Exercise directions> Return the count of lines with the string "dipinti" in them, and nothing else.

Records for the task>

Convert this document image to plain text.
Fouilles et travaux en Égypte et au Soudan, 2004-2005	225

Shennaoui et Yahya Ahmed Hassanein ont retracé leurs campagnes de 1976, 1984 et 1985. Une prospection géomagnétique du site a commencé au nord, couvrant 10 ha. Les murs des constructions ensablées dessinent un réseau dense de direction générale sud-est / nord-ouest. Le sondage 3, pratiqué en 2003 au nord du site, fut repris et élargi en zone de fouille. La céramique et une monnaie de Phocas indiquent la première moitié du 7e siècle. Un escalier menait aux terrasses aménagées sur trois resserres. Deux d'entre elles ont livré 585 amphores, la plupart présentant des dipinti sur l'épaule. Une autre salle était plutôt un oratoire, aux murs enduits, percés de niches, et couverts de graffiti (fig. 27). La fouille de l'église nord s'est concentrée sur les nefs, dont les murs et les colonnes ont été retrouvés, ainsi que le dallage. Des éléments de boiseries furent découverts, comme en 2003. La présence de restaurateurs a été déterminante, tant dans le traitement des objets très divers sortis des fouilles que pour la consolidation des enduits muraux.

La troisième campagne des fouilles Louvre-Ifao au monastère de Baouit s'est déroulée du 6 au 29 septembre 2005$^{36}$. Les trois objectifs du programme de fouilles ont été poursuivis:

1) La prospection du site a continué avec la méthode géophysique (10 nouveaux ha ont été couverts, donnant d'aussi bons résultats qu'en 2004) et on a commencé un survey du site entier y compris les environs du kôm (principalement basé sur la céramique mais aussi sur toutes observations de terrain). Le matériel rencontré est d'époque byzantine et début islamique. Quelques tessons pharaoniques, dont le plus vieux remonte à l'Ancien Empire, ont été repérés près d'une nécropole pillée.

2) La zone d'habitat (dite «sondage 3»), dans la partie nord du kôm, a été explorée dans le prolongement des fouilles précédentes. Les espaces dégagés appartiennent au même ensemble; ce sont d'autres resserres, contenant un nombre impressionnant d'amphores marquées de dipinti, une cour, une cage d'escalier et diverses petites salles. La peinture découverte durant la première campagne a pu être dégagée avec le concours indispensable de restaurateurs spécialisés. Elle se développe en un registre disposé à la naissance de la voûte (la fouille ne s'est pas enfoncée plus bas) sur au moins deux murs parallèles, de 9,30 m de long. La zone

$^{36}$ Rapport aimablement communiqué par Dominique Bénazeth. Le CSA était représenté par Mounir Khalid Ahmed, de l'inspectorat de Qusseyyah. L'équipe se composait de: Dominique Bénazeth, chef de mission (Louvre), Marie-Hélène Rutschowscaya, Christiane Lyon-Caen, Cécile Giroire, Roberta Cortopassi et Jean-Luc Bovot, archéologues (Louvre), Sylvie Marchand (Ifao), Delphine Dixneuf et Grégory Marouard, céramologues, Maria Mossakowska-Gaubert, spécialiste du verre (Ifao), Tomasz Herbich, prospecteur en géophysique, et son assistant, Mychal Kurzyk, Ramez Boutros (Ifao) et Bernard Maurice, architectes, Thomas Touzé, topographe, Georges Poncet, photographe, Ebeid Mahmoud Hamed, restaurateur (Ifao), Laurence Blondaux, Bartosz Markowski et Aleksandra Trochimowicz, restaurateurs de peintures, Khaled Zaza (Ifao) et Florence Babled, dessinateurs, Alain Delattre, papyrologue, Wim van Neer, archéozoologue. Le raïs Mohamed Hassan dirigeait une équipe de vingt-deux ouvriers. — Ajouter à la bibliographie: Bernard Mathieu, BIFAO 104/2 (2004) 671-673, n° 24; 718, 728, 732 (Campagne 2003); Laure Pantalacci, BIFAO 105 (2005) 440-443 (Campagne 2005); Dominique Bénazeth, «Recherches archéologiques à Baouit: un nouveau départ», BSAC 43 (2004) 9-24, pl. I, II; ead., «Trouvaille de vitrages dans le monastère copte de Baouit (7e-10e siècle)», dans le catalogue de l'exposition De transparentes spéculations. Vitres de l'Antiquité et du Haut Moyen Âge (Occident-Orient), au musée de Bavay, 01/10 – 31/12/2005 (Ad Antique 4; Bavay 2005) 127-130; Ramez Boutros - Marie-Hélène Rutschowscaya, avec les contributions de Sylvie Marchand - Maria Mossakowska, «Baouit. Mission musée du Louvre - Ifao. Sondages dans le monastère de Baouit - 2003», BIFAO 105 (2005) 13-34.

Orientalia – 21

Correct response> 2